> _Exercise brief_
Scan the listing below and copy every line holding "this".
>> start Working data
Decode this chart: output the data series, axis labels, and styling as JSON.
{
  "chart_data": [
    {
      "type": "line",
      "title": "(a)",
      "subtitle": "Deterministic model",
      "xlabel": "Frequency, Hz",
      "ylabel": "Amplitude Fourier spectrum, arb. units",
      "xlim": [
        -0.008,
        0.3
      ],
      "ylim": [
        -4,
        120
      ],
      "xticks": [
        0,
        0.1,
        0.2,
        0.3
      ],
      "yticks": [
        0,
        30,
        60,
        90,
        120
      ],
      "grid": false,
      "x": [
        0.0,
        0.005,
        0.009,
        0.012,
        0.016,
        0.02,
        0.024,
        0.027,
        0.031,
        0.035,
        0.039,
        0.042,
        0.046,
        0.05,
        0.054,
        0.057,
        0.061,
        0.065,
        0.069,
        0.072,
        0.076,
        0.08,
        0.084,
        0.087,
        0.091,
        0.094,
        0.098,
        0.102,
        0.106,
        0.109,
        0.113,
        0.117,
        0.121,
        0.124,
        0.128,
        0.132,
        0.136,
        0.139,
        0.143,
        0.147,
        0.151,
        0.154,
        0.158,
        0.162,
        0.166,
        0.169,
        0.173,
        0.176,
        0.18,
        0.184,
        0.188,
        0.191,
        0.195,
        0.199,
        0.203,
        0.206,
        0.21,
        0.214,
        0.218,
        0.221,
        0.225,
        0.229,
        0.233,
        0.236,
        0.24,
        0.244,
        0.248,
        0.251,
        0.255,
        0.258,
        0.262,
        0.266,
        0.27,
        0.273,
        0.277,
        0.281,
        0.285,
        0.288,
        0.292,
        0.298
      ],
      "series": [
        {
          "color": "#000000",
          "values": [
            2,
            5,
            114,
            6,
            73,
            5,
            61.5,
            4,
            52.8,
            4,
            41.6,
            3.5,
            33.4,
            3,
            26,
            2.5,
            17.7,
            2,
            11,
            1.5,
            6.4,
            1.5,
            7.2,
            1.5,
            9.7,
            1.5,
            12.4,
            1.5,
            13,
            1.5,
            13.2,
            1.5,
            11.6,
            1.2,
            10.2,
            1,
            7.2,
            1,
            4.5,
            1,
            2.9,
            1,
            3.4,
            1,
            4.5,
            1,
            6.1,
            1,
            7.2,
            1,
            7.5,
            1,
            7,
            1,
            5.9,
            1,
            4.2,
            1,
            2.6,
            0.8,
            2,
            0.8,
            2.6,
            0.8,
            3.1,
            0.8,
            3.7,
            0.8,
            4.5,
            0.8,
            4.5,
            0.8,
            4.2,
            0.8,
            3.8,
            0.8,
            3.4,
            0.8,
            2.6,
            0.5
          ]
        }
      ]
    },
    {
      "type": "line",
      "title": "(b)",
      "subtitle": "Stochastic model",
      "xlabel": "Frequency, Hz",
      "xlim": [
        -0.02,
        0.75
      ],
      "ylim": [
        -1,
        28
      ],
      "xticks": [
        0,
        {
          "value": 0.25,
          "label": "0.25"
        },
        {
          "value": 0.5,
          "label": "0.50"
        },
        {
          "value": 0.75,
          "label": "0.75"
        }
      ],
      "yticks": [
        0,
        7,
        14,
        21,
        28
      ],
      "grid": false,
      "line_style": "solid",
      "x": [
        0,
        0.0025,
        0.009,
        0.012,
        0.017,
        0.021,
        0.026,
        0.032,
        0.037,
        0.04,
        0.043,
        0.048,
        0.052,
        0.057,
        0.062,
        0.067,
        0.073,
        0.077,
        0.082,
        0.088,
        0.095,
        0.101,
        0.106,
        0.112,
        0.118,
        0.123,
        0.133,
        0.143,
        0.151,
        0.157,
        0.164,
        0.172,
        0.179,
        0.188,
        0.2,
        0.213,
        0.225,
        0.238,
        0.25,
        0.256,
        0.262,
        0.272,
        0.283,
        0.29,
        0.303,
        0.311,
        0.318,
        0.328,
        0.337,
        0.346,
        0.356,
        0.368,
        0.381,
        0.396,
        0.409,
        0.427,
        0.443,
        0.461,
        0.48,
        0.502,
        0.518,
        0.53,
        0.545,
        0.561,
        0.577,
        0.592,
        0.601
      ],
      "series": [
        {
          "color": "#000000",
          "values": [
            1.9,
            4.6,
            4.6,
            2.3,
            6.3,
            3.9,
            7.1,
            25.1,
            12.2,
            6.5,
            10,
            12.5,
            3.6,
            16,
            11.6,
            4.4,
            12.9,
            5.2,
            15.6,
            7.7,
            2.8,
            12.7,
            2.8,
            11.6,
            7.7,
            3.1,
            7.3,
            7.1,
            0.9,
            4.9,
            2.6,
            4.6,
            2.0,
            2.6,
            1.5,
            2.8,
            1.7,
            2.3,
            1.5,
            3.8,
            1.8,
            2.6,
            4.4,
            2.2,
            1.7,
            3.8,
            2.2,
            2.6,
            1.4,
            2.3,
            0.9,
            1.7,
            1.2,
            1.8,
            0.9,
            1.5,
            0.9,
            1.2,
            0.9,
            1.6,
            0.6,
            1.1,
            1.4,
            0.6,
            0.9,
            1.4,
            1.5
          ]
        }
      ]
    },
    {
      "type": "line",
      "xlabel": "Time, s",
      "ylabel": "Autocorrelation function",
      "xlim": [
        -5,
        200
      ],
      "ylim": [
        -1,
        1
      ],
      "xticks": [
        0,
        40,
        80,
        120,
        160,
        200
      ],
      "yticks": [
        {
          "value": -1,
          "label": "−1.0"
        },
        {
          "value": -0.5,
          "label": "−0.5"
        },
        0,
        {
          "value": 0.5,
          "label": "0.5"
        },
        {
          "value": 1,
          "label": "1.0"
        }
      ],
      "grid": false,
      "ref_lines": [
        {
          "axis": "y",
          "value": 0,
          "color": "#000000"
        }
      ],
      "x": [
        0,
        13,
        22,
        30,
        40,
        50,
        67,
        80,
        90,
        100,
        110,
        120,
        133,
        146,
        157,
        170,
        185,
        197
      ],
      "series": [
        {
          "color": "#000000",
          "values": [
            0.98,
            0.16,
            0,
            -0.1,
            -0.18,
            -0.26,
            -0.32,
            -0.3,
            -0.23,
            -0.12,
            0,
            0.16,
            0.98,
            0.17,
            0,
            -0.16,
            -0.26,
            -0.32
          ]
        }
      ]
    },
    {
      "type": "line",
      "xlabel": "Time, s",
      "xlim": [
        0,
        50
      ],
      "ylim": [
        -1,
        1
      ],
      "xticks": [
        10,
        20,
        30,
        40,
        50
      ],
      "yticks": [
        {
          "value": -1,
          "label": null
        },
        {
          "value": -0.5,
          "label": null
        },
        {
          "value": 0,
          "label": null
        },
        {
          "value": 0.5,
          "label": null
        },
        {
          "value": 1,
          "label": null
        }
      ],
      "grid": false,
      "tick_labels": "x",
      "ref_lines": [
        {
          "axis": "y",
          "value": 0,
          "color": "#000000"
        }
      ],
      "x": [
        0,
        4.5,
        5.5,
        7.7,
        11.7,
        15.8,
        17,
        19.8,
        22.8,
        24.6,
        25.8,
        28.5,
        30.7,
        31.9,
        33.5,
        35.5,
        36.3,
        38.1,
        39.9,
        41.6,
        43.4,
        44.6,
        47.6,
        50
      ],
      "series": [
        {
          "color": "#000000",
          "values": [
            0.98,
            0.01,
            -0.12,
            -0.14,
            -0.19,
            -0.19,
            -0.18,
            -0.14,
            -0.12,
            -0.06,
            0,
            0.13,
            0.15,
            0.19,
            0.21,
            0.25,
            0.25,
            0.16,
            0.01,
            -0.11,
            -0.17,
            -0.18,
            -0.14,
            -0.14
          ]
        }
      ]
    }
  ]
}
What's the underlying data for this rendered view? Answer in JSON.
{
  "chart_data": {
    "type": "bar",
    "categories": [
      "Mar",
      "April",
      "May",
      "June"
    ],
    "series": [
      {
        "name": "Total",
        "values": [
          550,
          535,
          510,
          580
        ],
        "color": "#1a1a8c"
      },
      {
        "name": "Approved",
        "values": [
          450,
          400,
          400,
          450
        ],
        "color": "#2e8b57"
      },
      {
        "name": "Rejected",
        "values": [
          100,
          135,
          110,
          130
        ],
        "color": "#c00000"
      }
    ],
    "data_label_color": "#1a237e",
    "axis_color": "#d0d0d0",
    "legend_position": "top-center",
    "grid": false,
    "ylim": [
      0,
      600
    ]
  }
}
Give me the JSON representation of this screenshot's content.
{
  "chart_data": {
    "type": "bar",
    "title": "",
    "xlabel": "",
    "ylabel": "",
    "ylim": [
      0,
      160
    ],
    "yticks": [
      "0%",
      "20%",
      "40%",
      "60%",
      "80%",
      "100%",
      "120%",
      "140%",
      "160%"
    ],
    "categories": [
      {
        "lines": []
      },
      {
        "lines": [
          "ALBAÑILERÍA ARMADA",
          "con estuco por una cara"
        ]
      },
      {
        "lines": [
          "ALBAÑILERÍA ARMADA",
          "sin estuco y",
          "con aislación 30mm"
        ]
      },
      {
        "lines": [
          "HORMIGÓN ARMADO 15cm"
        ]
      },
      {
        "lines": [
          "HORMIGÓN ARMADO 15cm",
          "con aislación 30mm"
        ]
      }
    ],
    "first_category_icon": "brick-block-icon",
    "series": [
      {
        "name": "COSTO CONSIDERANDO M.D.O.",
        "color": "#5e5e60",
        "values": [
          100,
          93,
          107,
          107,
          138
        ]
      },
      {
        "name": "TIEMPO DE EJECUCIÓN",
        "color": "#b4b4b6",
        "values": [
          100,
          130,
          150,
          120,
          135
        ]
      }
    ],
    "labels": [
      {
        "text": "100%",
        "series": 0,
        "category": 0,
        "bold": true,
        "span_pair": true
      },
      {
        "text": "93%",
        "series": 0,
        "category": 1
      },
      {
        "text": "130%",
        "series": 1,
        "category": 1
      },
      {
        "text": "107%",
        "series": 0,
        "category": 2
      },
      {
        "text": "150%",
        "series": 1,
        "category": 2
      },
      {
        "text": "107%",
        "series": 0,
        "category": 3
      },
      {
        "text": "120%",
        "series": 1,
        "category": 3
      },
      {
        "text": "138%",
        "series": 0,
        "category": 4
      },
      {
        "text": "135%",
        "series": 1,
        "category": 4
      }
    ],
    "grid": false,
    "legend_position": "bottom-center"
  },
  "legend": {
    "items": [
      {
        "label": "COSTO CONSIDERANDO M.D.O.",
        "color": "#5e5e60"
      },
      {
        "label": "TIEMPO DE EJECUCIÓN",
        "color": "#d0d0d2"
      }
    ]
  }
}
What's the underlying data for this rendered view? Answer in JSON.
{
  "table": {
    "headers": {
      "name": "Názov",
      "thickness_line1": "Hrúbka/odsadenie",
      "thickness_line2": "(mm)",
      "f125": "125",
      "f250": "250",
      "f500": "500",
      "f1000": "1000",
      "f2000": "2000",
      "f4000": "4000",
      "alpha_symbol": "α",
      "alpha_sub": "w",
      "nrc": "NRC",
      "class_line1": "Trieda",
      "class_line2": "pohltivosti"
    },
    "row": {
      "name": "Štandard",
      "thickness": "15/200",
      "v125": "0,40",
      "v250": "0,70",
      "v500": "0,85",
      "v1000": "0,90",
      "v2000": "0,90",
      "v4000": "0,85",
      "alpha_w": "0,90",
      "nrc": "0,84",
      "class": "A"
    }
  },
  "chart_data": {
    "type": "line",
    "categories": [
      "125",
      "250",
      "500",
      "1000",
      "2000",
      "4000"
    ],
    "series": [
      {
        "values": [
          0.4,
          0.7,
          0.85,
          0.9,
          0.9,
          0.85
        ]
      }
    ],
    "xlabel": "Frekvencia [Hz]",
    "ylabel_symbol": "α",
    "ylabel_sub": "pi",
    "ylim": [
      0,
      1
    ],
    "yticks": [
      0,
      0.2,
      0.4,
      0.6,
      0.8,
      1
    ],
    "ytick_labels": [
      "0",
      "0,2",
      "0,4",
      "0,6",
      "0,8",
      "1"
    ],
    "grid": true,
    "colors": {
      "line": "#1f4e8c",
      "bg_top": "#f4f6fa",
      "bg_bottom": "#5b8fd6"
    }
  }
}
>> end Working data
> _Complete response_
Decode this chart: output the data series, axis labels, and styling as JSON.
What's the underlying data for this rendered view? Answer in JSON.
Give me the JSON representation of this screenshot's content.
What's the underlying data for this rendered view? Answer in JSON.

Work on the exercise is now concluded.